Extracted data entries
=====
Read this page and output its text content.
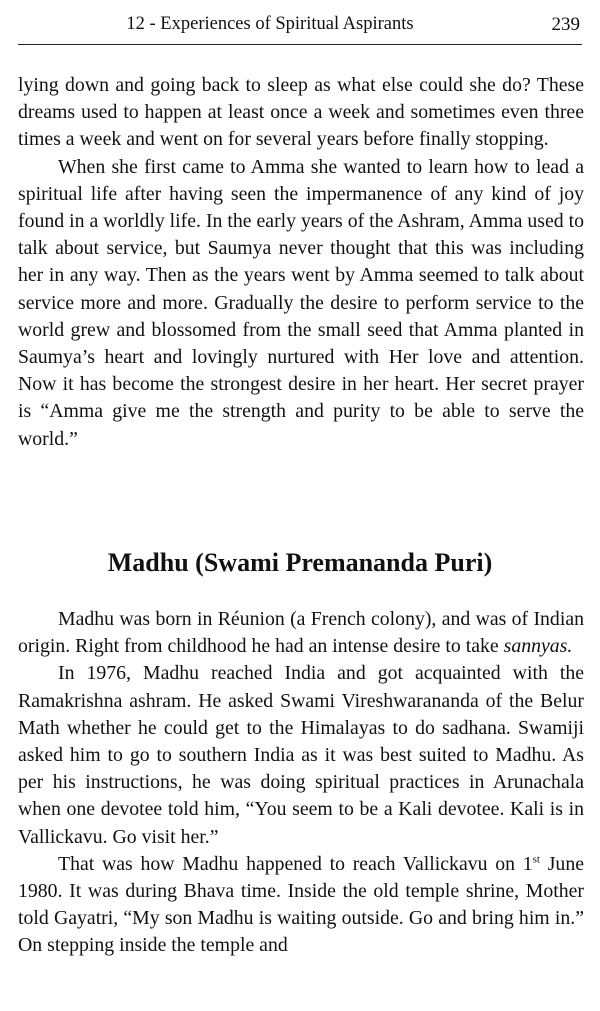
12 - Experiences of Spiritual Aspirants	239

lying down and going back to sleep as what else could she do? These dreams used to happen at least once a week and sometimes even three times a week and went on for several years before finally stopping.

When she first came to Amma she wanted to learn how to lead a spiritual life after having seen the impermanence of any kind of joy found in a worldly life. In the early years of the Ashram, Amma used to talk about service, but Saumya never thought that this was including her in any way. Then as the years went by Amma seemed to talk about service more and more. Gradually the desire to perform service to the world grew and blossomed from the small seed that Amma planted in Saumya’s heart and lovingly nurtured with Her love and attention. Now it has become the strongest desire in her heart. Her secret prayer is “Amma give me the strength and purity to be able to serve the world.”

Madhu (Swami Premananda Puri)

Madhu was born in Réunion (a French colony), and was of Indian origin. Right from childhood he had an intense desire to take sannyas.

In 1976, Madhu reached India and got acquainted with the Ramakrishna ashram. He asked Swami Vireshwarananda of the Belur Math whether he could get to the Himalayas to do sadhana. Swamiji asked him to go to southern India as it was best suited to Madhu. As per his instructions, he was doing spiritual practices in Arunachala when one devotee told him, “You seem to be a Kali devotee. Kali is in Vallickavu. Go visit her.”

That was how Madhu happened to reach Vallickavu on 1st June 1980. It was during Bhava time. Inside the old temple shrine, Mother told Gayatri, “My son Madhu is waiting outside. Go and bring him in.” On stepping inside the temple and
=====
**THE EXERCISE**
From start to finish, output the listing exactly, but omit its pictures.

**THE RESULT**
Read this page and output its text content.
12 - Experiences of Spiritual Aspirants	239

lying down and going back to sleep as what else could she do? These dreams used to happen at least once a week and sometimes even three times a week and went on for several years before finally stopping.

When she first came to Amma she wanted to learn how to lead a spiritual life after having seen the impermanence of any kind of joy found in a worldly life. In the early years of the Ashram, Amma used to talk about service, but Saumya never thought that this was including her in any way. Then as the years went by Amma seemed to talk about service more and more. Gradually the desire to perform service to the world grew and blossomed from the small seed that Amma planted in Saumya’s heart and lovingly nurtured with Her love and attention. Now it has become the strongest desire in her heart. Her secret prayer is “Amma give me the strength and purity to be able to serve the world.”

Madhu (Swami Premananda Puri)

Madhu was born in Réunion (a French colony), and was of Indian origin. Right from childhood he had an intense desire to take sannyas.

In 1976, Madhu reached India and got acquainted with the Ramakrishna ashram. He asked Swami Vireshwarananda of the Belur Math whether he could get to the Himalayas to do sadhana. Swamiji asked him to go to southern India as it was best suited to Madhu. As per his instructions, he was doing spiritual practices in Arunachala when one devotee told him, “You seem to be a Kali devotee. Kali is in Vallickavu. Go visit her.”

That was how Madhu happened to reach Vallickavu on 1st June 1980. It was during Bhava time. Inside the old temple shrine, Mother told Gayatri, “My son Madhu is waiting outside. Go and bring him in.” On stepping inside the temple and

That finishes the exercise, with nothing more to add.